DIRECTIONS FOR THIS TASK: Restate each of the lines below word for word and drop every picture.
--------
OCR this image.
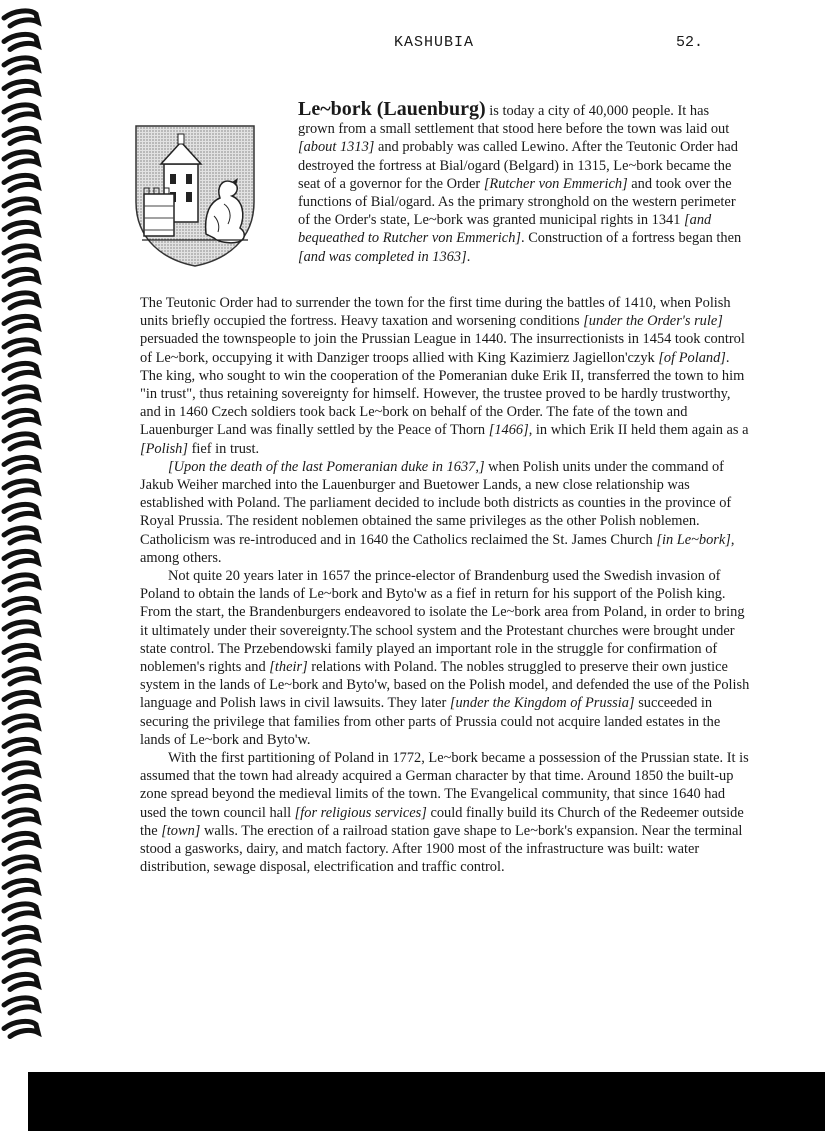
KASHUBIA	52.
Le~bork (Lauenburg) is today a city of 40,000 people. It has grown from a small settlement that stood here before the town was laid out [about 1313] and probably was called Lewino. After the Teutonic Order had destroyed the fortress at Bial/ogard (Belgard) in 1315, Le~bork became the seat of a governor for the Order [Rutcher von Emmerich] and took over the functions of Bial/ogard. As the primary stronghold on the western perimeter of the Order's state, Le~bork was granted municipal rights in 1341 [and bequeathed to Rutcher von Emmerich]. Construction of a fortress began then [and was completed in 1363].

The Teutonic Order had to surrender the town for the first time during the battles of 1410, when Polish units briefly occupied the fortress. Heavy taxation and worsening conditions [under the Order's rule] persuaded the townspeople to join the Prussian League in 1440. The insurrectionists in 1454 took control of Le~bork, occupying it with Danziger troops allied with King Kazimierz Jagiellon'czyk [of Poland]. The king, who sought to win the cooperation of the Pomeranian duke Erik II, transferred the town to him "in trust", thus retaining sovereignty for himself. However, the trustee proved to be hardly trustworthy, and in 1460 Czech soldiers took back Le~bork on behalf of the Order. The fate of the town and Lauenburger Land was finally settled by the Peace of Thorn [1466], in which Erik II held them again as a [Polish] fief in trust.

[Upon the death of the last Pomeranian duke in 1637,] when Polish units under the command of Jakub Weiher marched into the Lauenburger and Buetower Lands, a new close relationship was established with Poland. The parliament decided to include both districts as counties in the province of Royal Prussia. The resident noblemen obtained the same privileges as the other Polish noblemen. Catholicism was re-introduced and in 1640 the Catholics reclaimed the St. James Church [in Le~bork], among others.

Not quite 20 years later in 1657 the prince-elector of Brandenburg used the Swedish invasion of Poland to obtain the lands of Le~bork and Byto'w as a fief in return for his support of the Polish king. From the start, the Brandenburgers endeavored to isolate the Le~bork area from Poland, in order to bring it ultimately under their sovereignty.The school system and the Protestant churches were brought under state control. The Przebendowski family played an important role in the struggle for confirmation of noblemen's rights and [their] relations with Poland. The nobles struggled to preserve their own justice system in the lands of Le~bork and Byto'w, based on the Polish model, and defended the use of the Polish language and Polish laws in civil lawsuits. They later [under the Kingdom of Prussia] succeeded in securing the privilege that families from other parts of Prussia could not acquire landed estates in the lands of Le~bork and Byto'w.

With the first partitioning of Poland in 1772, Le~bork became a possession of the Prussian state. It is assumed that the town had already acquired a German character by that time. Around 1850 the built-up zone spread beyond the medieval limits of the town. The Evangelical community, that since 1640 had used the town council hall [for religious services] could finally build its Church of the Redeemer outside the [town] walls. The erection of a railroad station gave shape to Le~bork's expansion. Near the terminal stood a gasworks, dairy, and match factory. After 1900 most of the infrastructure was built: water distribution, sewage disposal, electrification and traffic control.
--------
WRITTEN RESPONSE:
OCR this image.
KASHUBIA	52.
Le~bork (Lauenburg) is today a city of 40,000 people. It has grown from a small settlement that stood here before the town was laid out [about 1313] and probably was called Lewino. After the Teutonic Order had destroyed the fortress at Bial/ogard (Belgard) in 1315, Le~bork became the seat of a governor for the Order [Rutcher von Emmerich] and took over the functions of Bial/ogard. As the primary stronghold on the western perimeter of the Order's state, Le~bork was granted municipal rights in 1341 [and bequeathed to Rutcher von Emmerich]. Construction of a fortress began then [and was completed in 1363].

The Teutonic Order had to surrender the town for the first time during the battles of 1410, when Polish units briefly occupied the fortress. Heavy taxation and worsening conditions [under the Order's rule] persuaded the townspeople to join the Prussian League in 1440. The insurrectionists in 1454 took control of Le~bork, occupying it with Danziger troops allied with King Kazimierz Jagiellon'czyk [of Poland]. The king, who sought to win the cooperation of the Pomeranian duke Erik II, transferred the town to him "in trust", thus retaining sovereignty for himself. However, the trustee proved to be hardly trustworthy, and in 1460 Czech soldiers took back Le~bork on behalf of the Order. The fate of the town and Lauenburger Land was finally settled by the Peace of Thorn [1466], in which Erik II held them again as a [Polish] fief in trust.

[Upon the death of the last Pomeranian duke in 1637,] when Polish units under the command of Jakub Weiher marched into the Lauenburger and Buetower Lands, a new close relationship was established with Poland. The parliament decided to include both districts as counties in the province of Royal Prussia. The resident noblemen obtained the same privileges as the other Polish noblemen. Catholicism was re-introduced and in 1640 the Catholics reclaimed the St. James Church [in Le~bork], among others.

Not quite 20 years later in 1657 the prince-elector of Brandenburg used the Swedish invasion of Poland to obtain the lands of Le~bork and Byto'w as a fief in return for his support of the Polish king. From the start, the Brandenburgers endeavored to isolate the Le~bork area from Poland, in order to bring it ultimately under their sovereignty.The school system and the Protestant churches were brought under state control. The Przebendowski family played an important role in the struggle for confirmation of noblemen's rights and [their] relations with Poland. The nobles struggled to preserve their own justice system in the lands of Le~bork and Byto'w, based on the Polish model, and defended the use of the Polish language and Polish laws in civil lawsuits. They later [under the Kingdom of Prussia] succeeded in securing the privilege that families from other parts of Prussia could not acquire landed estates in the lands of Le~bork and Byto'w.

With the first partitioning of Poland in 1772, Le~bork became a possession of the Prussian state. It is assumed that the town had already acquired a German character by that time. Around 1850 the built-up zone spread beyond the medieval limits of the town. The Evangelical community, that since 1640 had used the town council hall [for religious services] could finally build its Church of the Redeemer outside the [town] walls. The erection of a railroad station gave shape to Le~bork's expansion. Near the terminal stood a gasworks, dairy, and match factory. After 1900 most of the infrastructure was built: water distribution, sewage disposal, electrification and traffic control.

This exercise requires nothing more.